**TASK TO COMPLETE:** Count how many lines mention the word "Allow". Write that number alone.

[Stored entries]
——————————

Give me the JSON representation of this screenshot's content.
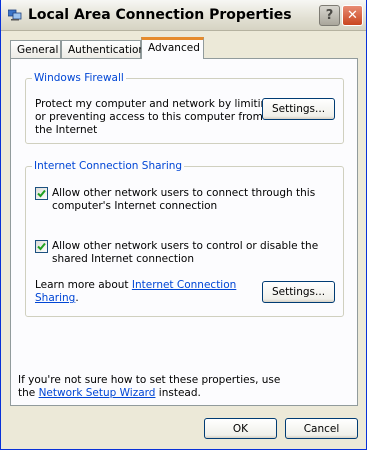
{
  "window": {
    "title": "Local Area Connection Properties"
  },
  "title_buttons": {
    "help_label": "?",
    "close_label": "✕"
  },
  "tabs": [
    {
      "label": "General"
    },
    {
      "label": "Authentication"
    },
    {
      "label": "Advanced"
    }
  ],
  "firewall": {
    "group_title": "Windows Firewall",
    "description_lines": [
      "Protect my computer and network by limiting",
      "or preventing access to this computer from",
      "the Internet"
    ],
    "settings_label": "Settings..."
  },
  "ics": {
    "group_title": "Internet Connection Sharing",
    "option1_lines": [
      "Allow other network users to connect through this",
      "computer's Internet connection"
    ],
    "option2_lines": [
      "Allow other network users to control or disable the",
      "shared Internet connection"
    ],
    "option1_checked": true,
    "option2_checked": true,
    "learn_prefix": "Learn more about ",
    "learn_link_1": "Internet Connection",
    "learn_link_2": "Sharing",
    "learn_suffix": ".",
    "settings_label": "Settings..."
  },
  "footer": {
    "line1": "If you're not sure how to set these properties, use",
    "line2_prefix": "the ",
    "wizard_link": "Network Setup Wizard",
    "line2_suffix": " instead."
  },
  "buttons": {
    "ok_label": "OK",
    "cancel_label": "Cancel"
  }
}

——————————

**SOLUTION FOR THIS PROBLEM:** 2